= Work instructions =
In full and without alteration, give the listing again.

= Items =

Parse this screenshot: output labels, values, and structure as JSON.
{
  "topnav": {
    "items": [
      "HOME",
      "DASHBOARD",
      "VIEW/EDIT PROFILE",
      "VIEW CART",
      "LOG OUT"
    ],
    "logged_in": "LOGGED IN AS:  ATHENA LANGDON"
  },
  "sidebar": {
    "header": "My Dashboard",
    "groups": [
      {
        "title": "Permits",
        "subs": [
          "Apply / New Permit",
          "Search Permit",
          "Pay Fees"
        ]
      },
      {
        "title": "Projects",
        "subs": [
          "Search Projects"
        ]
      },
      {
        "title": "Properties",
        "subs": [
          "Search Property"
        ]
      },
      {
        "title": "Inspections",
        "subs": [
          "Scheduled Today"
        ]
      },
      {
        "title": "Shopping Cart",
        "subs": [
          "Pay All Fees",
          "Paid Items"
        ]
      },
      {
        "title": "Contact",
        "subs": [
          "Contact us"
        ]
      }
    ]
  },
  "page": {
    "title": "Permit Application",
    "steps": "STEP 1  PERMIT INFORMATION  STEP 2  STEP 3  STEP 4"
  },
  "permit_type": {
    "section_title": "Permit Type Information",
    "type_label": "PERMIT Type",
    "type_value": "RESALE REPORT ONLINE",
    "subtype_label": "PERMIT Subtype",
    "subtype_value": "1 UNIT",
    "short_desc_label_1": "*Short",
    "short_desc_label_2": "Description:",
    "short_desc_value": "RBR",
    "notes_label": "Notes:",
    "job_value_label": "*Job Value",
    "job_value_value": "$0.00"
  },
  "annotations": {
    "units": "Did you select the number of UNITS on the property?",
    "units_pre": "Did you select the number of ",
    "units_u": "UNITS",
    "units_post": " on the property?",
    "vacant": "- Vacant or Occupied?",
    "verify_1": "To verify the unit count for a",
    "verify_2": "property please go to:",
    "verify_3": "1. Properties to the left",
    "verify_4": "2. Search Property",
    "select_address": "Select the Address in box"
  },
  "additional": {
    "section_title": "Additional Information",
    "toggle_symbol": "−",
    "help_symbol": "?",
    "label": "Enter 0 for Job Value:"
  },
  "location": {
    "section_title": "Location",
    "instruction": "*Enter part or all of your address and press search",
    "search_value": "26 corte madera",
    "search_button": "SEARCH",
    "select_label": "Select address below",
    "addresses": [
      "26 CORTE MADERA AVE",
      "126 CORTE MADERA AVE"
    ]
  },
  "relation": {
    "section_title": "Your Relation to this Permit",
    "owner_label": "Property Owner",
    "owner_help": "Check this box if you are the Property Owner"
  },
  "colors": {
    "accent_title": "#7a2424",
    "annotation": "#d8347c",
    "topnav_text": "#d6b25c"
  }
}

= Answer for this exercise =
Parse this screenshot: output labels, values, and structure as JSON.
{
  "topnav": {
    "items": [
      "HOME",
      "DASHBOARD",
      "VIEW/EDIT PROFILE",
      "VIEW CART",
      "LOG OUT"
    ],
    "logged_in": "LOGGED IN AS:  ATHENA LANGDON"
  },
  "sidebar": {
    "header": "My Dashboard",
    "groups": [
      {
        "title": "Permits",
        "subs": [
          "Apply / New Permit",
          "Search Permit",
          "Pay Fees"
        ]
      },
      {
        "title": "Projects",
        "subs": [
          "Search Projects"
        ]
      },
      {
        "title": "Properties",
        "subs": [
          "Search Property"
        ]
      },
      {
        "title": "Inspections",
        "subs": [
          "Scheduled Today"
        ]
      },
      {
        "title": "Shopping Cart",
        "subs": [
          "Pay All Fees",
          "Paid Items"
        ]
      },
      {
        "title": "Contact",
        "subs": [
          "Contact us"
        ]
      }
    ]
  },
  "page": {
    "title": "Permit Application",
    "steps": "STEP 1  PERMIT INFORMATION  STEP 2  STEP 3  STEP 4"
  },
  "permit_type": {
    "section_title": "Permit Type Information",
    "type_label": "PERMIT Type",
    "type_value": "RESALE REPORT ONLINE",
    "subtype_label": "PERMIT Subtype",
    "subtype_value": "1 UNIT",
    "short_desc_label_1": "*Short",
    "short_desc_label_2": "Description:",
    "short_desc_value": "RBR",
    "notes_label": "Notes:",
    "job_value_label": "*Job Value",
    "job_value_value": "$0.00"
  },
  "annotations": {
    "units": "Did you select the number of UNITS on the property?",
    "units_pre": "Did you select the number of ",
    "units_u": "UNITS",
    "units_post": " on the property?",
    "vacant": "- Vacant or Occupied?",
    "verify_1": "To verify the unit count for a",
    "verify_2": "property please go to:",
    "verify_3": "1. Properties to the left",
    "verify_4": "2. Search Property",
    "select_address": "Select the Address in box"
  },
  "additional": {
    "section_title": "Additional Information",
    "toggle_symbol": "−",
    "help_symbol": "?",
    "label": "Enter 0 for Job Value:"
  },
  "location": {
    "section_title": "Location",
    "instruction": "*Enter part or all of your address and press search",
    "search_value": "26 corte madera",
    "search_button": "SEARCH",
    "select_label": "Select address below",
    "addresses": [
      "26 CORTE MADERA AVE",
      "126 CORTE MADERA AVE"
    ]
  },
  "relation": {
    "section_title": "Your Relation to this Permit",
    "owner_label": "Property Owner",
    "owner_help": "Check this box if you are the Property Owner"
  },
  "colors": {
    "accent_title": "#7a2424",
    "annotation": "#d8347c",
    "topnav_text": "#d6b25c"
  }
}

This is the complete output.